╭─ Input for this task
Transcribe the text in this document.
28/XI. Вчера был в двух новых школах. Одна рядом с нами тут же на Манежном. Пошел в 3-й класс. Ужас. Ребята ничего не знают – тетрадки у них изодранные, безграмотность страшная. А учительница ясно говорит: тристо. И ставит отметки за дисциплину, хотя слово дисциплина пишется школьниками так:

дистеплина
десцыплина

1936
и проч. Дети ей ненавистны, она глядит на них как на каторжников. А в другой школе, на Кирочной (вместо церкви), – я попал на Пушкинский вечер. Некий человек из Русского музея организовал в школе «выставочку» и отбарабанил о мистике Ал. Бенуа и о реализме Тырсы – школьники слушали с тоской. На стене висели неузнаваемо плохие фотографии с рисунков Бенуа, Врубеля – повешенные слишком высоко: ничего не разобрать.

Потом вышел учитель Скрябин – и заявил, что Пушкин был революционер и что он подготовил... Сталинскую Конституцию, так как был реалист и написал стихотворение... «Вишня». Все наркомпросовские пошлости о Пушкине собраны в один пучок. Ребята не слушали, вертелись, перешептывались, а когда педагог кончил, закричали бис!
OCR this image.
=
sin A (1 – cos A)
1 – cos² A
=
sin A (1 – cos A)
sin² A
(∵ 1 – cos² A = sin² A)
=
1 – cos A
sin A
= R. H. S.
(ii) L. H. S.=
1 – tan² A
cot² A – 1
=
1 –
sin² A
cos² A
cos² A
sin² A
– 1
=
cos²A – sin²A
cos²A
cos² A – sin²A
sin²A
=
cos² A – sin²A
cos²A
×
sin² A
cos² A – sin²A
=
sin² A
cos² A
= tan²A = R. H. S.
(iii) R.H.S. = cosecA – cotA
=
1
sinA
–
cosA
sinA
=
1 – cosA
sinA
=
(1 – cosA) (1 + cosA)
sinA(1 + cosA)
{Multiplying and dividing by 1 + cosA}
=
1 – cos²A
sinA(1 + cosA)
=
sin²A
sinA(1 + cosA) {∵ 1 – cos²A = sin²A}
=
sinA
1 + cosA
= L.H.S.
╰─
▶ [Given exercise]:
Repeat the listing in full, keeping every line exactly as it is.

▶ [Written reply]:
Transcribe the text in this document.
28/XI. Вчера был в двух новых школах. Одна рядом с нами тут же на Манежном. Пошел в 3-й класс. Ужас. Ребята ничего не знают – тетрадки у них изодранные, безграмотность страшная. А учительница ясно говорит: тристо. И ставит отметки за дисциплину, хотя слово дисциплина пишется школьниками так:

дистеплина
десцыплина

1936
и проч. Дети ей ненавистны, она глядит на них как на каторжников. А в другой школе, на Кирочной (вместо церкви), – я попал на Пушкинский вечер. Некий человек из Русского музея организовал в школе «выставочку» и отбарабанил о мистике Ал. Бенуа и о реализме Тырсы – школьники слушали с тоской. На стене висели неузнаваемо плохие фотографии с рисунков Бенуа, Врубеля – повешенные слишком высоко: ничего не разобрать.

Потом вышел учитель Скрябин – и заявил, что Пушкин был революционер и что он подготовил... Сталинскую Конституцию, так как был реалист и написал стихотворение... «Вишня». Все наркомпросовские пошлости о Пушкине собраны в один пучок. Ребята не слушали, вертелись, перешептывались, а когда педагог кончил, закричали бис!
OCR this image.
=
sin A (1 – cos A)
1 – cos² A
=
sin A (1 – cos A)
sin² A
(∵ 1 – cos² A = sin² A)
=
1 – cos A
sin A
= R. H. S.
(ii) L. H. S.=
1 – tan² A
cot² A – 1
=
1 –
sin² A
cos² A
cos² A
sin² A
– 1
=
cos²A – sin²A
cos²A
cos² A – sin²A
sin²A
=
cos² A – sin²A
cos²A
×
sin² A
cos² A – sin²A
=
sin² A
cos² A
= tan²A = R. H. S.
(iii) R.H.S. = cosecA – cotA
=
1
sinA
–
cosA
sinA
=
1 – cosA
sinA
=
(1 – cosA) (1 + cosA)
sinA(1 + cosA)
{Multiplying and dividing by 1 + cosA}
=
1 – cos²A
sinA(1 + cosA)
=
sin²A
sinA(1 + cosA) {∵ 1 – cos²A = sin²A}
=
sinA
1 + cosA
= L.H.S.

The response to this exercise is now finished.